WHAT TO WORK ON: Gather every line of the entries that includes the word "this".

LISTED ENTRIES:
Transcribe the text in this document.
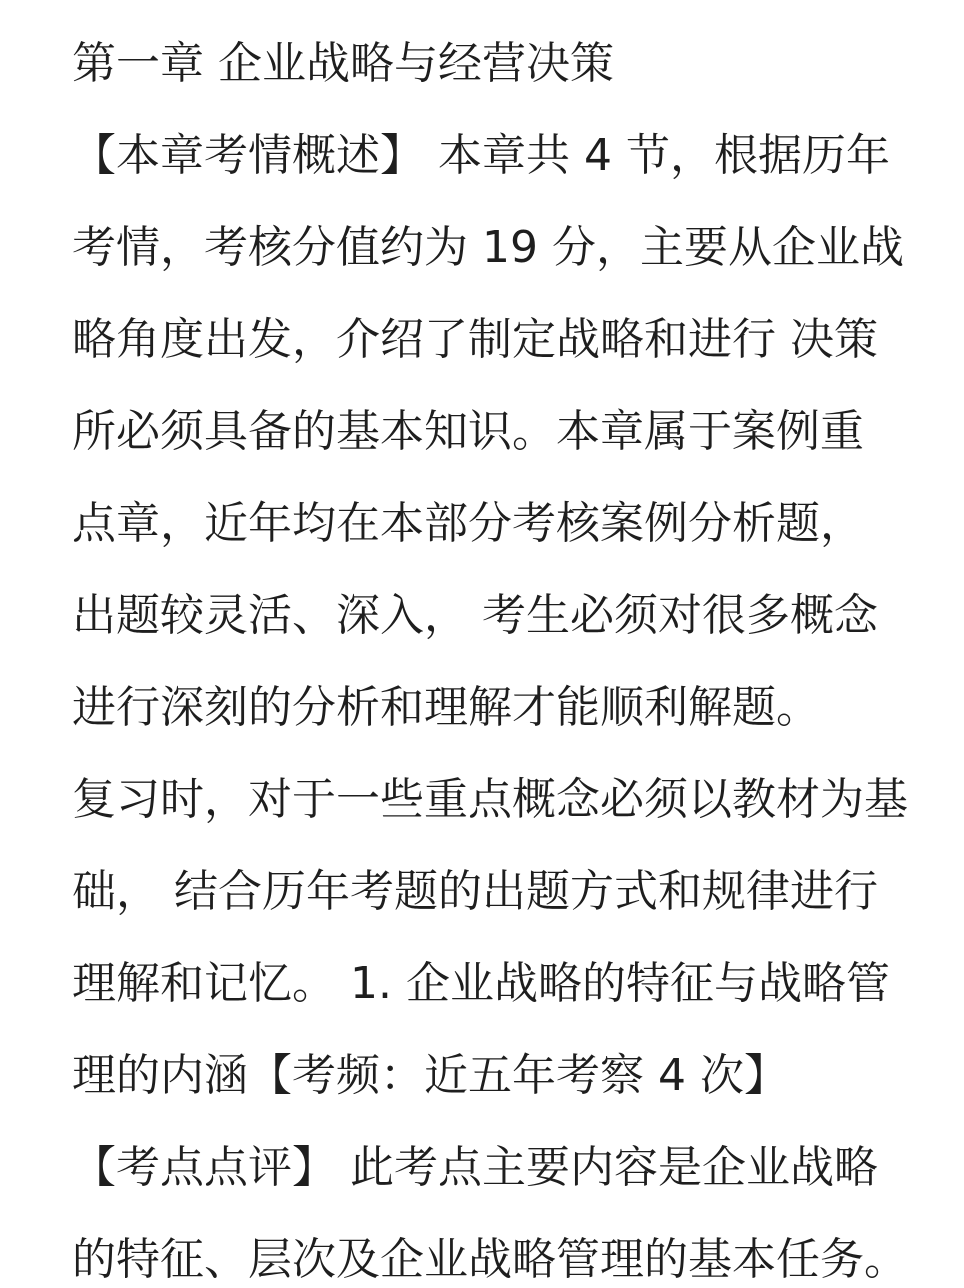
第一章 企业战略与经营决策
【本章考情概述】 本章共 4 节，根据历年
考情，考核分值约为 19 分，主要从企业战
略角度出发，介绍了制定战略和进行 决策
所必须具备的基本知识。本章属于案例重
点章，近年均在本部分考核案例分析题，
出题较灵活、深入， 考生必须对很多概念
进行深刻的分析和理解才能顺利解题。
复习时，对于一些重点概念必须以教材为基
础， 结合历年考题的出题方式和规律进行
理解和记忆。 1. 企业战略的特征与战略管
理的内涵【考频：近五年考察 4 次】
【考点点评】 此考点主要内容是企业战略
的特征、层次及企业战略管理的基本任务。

...

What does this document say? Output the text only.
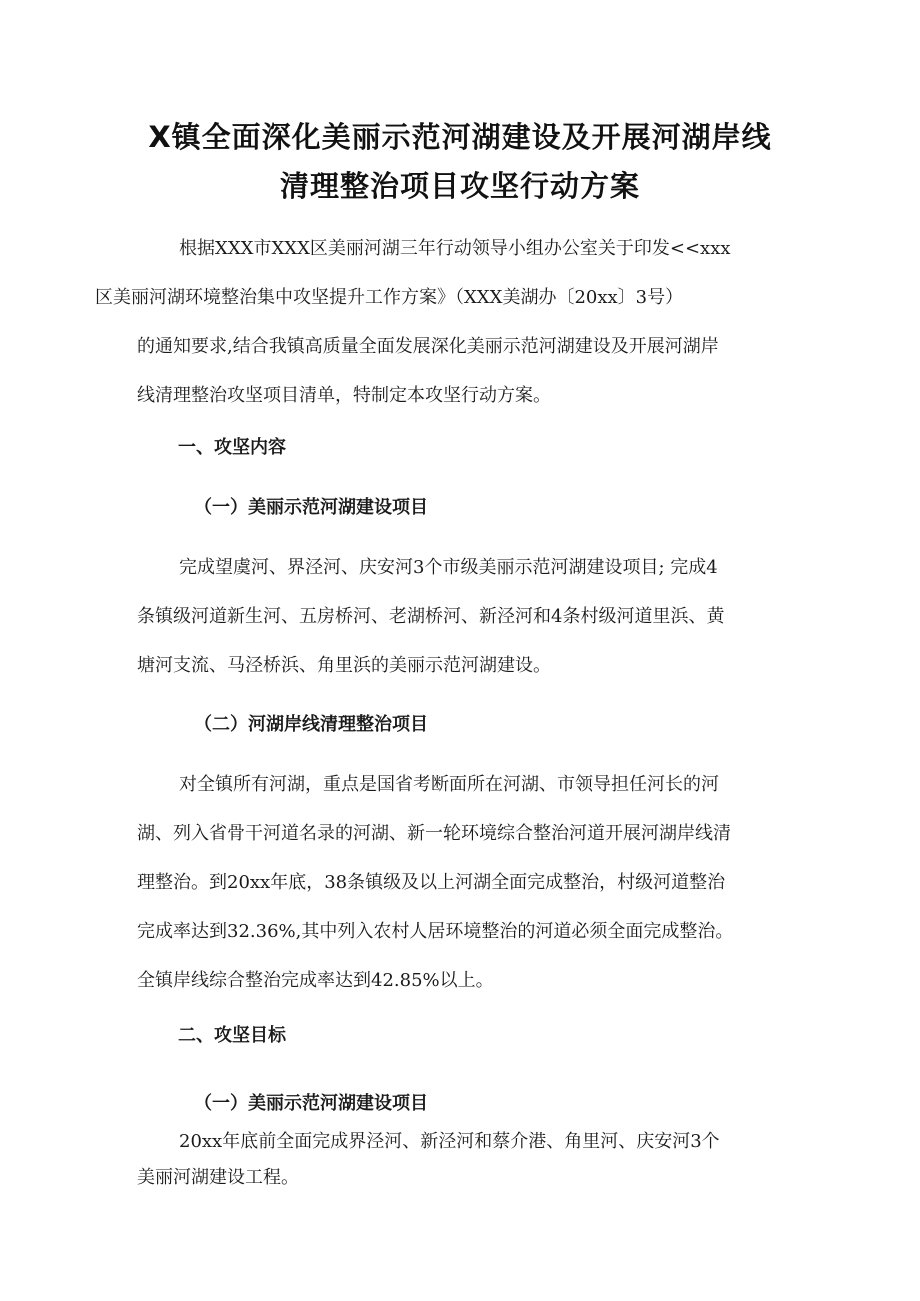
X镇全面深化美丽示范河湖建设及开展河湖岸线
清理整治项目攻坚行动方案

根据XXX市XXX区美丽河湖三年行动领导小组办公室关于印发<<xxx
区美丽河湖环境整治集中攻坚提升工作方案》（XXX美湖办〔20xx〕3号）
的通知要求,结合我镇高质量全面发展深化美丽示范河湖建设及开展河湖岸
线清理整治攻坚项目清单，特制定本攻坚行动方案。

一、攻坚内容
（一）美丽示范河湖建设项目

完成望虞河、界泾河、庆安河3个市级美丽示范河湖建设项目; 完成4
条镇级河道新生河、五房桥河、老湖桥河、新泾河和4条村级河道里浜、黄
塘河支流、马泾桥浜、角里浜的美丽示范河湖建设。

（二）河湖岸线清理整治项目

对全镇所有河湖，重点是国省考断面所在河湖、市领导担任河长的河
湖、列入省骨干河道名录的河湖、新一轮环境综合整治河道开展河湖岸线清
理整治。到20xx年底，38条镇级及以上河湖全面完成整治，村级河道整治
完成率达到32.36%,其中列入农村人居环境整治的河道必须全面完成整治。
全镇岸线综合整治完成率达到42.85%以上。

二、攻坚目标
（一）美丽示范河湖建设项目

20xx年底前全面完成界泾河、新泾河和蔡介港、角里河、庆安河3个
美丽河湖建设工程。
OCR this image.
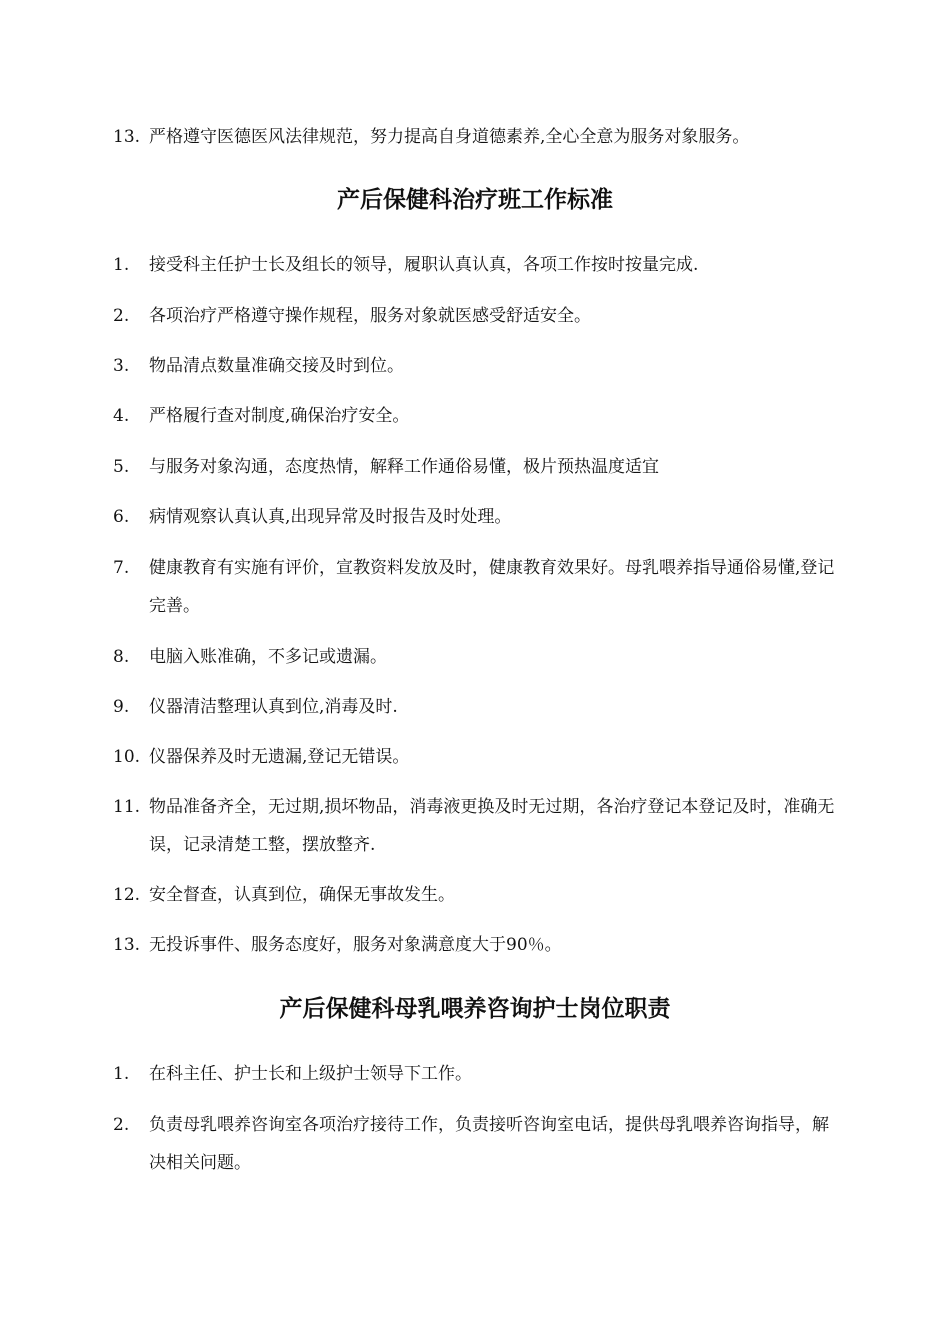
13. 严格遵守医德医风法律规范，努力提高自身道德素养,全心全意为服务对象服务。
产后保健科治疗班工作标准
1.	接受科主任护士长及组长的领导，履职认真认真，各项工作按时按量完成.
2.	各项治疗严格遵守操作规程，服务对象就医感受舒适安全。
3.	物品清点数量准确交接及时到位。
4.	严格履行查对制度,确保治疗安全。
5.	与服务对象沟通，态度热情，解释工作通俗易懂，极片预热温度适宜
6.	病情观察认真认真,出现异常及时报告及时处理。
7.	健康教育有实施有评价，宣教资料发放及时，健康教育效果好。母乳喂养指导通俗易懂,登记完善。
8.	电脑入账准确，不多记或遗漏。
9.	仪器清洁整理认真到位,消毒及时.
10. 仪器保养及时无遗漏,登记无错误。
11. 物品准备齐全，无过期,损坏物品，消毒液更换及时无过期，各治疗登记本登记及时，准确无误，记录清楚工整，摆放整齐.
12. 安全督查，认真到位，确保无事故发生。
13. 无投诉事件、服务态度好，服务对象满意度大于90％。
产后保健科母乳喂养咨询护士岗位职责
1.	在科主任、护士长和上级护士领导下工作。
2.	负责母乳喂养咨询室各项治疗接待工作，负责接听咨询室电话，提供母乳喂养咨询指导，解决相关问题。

FINAL ANSWER:
Transcribe the text in this document.
What does this document say? Output the text only.
OCR this image.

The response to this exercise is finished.